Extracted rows
────────────────

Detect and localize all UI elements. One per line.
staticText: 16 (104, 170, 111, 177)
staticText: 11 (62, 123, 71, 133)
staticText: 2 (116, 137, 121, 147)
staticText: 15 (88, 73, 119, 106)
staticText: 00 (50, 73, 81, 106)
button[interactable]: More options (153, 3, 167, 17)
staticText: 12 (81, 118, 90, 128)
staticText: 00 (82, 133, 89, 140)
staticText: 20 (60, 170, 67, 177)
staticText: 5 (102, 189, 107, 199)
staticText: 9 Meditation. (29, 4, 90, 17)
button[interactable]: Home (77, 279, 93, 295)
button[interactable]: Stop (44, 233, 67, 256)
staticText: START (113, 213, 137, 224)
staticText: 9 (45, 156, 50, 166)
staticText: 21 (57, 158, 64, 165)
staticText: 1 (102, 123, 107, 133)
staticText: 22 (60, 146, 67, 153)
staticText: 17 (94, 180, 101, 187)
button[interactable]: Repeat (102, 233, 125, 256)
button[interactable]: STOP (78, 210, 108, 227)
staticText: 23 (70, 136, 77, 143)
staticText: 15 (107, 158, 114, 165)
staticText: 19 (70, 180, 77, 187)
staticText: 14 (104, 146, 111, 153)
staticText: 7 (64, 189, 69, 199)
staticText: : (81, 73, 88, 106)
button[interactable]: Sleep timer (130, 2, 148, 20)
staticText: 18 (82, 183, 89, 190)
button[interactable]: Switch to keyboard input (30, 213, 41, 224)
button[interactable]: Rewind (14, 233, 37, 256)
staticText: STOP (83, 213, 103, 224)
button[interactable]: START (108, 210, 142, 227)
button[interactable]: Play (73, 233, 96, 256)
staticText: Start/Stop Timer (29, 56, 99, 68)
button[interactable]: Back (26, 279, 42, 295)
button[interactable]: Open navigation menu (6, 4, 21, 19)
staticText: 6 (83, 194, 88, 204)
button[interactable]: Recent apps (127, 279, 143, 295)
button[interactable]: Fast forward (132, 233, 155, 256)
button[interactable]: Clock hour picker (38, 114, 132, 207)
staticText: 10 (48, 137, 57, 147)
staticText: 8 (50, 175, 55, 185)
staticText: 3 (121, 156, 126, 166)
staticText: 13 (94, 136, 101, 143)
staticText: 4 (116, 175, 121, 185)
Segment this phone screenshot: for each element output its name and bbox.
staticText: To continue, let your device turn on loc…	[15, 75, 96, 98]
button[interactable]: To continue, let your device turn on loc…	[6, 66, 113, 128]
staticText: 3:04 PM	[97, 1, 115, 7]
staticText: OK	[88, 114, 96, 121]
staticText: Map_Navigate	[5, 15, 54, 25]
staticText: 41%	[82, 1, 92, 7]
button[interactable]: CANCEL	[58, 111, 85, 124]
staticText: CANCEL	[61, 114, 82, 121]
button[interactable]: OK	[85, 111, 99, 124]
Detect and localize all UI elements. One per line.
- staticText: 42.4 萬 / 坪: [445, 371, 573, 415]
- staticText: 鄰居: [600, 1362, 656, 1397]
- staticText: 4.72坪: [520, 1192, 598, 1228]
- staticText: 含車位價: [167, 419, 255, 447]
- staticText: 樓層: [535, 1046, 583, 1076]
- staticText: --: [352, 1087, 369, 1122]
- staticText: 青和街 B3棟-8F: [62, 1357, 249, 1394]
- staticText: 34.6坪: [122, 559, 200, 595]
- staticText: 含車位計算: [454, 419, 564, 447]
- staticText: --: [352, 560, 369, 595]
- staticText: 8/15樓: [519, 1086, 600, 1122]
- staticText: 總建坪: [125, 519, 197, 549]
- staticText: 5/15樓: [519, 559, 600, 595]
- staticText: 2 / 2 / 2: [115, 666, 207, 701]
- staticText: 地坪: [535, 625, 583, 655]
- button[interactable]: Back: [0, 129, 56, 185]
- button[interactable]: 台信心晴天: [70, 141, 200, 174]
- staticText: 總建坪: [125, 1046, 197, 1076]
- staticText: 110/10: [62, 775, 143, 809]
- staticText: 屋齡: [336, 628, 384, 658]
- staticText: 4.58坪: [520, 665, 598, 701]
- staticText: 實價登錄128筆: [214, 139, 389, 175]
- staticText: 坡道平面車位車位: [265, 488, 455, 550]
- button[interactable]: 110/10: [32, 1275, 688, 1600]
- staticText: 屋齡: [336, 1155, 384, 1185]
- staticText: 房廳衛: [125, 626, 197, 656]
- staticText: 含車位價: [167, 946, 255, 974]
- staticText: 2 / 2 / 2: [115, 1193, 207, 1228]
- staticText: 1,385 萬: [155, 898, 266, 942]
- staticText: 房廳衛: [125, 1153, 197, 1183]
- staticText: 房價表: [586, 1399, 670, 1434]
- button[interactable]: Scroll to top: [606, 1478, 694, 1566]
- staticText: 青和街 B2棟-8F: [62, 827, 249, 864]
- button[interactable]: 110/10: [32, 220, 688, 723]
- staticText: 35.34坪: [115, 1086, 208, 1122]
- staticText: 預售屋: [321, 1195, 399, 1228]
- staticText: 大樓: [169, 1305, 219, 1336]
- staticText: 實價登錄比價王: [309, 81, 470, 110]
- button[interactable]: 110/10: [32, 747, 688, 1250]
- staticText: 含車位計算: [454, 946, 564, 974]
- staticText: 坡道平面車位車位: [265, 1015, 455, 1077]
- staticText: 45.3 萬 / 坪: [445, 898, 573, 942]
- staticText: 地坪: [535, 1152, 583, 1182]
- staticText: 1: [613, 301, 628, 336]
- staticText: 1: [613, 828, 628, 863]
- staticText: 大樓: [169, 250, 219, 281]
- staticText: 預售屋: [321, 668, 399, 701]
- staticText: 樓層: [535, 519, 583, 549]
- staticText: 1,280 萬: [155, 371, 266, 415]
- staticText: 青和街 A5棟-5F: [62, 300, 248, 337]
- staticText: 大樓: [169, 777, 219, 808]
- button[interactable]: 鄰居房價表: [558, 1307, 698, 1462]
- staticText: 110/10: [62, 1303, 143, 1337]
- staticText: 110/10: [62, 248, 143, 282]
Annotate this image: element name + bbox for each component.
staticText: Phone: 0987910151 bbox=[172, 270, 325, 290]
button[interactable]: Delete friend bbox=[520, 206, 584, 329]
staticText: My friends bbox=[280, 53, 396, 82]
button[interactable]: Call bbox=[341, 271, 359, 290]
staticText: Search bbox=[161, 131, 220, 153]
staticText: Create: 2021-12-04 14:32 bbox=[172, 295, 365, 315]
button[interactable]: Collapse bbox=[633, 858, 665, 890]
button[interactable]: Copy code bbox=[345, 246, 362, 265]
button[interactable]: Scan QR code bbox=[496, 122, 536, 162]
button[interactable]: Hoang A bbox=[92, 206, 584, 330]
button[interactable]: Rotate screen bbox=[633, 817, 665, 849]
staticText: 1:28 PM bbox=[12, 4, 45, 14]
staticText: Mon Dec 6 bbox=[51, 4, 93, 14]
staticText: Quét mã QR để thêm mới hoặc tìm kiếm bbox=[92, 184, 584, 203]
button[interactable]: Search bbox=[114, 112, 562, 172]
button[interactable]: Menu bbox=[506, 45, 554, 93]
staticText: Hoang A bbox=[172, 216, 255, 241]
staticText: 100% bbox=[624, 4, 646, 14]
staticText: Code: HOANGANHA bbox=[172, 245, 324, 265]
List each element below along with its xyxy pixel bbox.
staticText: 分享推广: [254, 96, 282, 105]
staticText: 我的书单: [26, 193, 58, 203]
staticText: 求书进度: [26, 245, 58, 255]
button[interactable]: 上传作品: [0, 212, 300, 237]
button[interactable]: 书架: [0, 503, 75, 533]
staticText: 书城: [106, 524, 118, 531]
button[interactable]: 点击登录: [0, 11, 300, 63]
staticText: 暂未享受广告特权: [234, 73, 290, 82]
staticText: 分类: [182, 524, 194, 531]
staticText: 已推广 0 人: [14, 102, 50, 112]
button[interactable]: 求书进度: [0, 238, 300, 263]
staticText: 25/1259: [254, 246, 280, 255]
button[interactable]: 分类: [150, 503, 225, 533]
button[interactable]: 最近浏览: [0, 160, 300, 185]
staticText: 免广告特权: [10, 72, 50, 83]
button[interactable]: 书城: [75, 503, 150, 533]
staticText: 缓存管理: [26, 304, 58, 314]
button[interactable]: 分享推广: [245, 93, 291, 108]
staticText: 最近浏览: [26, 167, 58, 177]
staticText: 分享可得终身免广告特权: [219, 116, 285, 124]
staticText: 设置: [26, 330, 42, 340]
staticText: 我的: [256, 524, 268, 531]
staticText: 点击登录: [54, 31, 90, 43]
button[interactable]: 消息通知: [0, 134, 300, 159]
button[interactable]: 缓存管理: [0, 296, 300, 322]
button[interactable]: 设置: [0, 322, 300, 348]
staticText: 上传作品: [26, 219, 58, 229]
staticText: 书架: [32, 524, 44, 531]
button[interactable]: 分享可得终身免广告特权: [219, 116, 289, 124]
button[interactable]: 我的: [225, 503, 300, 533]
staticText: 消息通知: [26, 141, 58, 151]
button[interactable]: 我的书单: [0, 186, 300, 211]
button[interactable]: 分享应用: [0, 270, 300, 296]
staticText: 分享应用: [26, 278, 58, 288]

────────────────

**Short exercise:**
Reproduce the rows from the first line up to and including the line with "staticText: 22 (60, 146, 67, 153)".

**Written answer:**
Detect and localize all UI elements. One per line.
staticText: 16 (104, 170, 111, 177)
staticText: 11 (62, 123, 71, 133)
staticText: 2 (116, 137, 121, 147)
staticText: 15 (88, 73, 119, 106)
staticText: 00 (50, 73, 81, 106)
button[interactable]: More options (153, 3, 167, 17)
staticText: 12 (81, 118, 90, 128)
staticText: 00 (82, 133, 89, 140)
staticText: 20 (60, 170, 67, 177)
staticText: 5 (102, 189, 107, 199)
staticText: 9 Meditation. (29, 4, 90, 17)
button[interactable]: Home (77, 279, 93, 295)
button[interactable]: Stop (44, 233, 67, 256)
staticText: START (113, 213, 137, 224)
staticText: 9 (45, 156, 50, 166)
staticText: 21 (57, 158, 64, 165)
staticText: 1 (102, 123, 107, 133)
staticText: 22 (60, 146, 67, 153)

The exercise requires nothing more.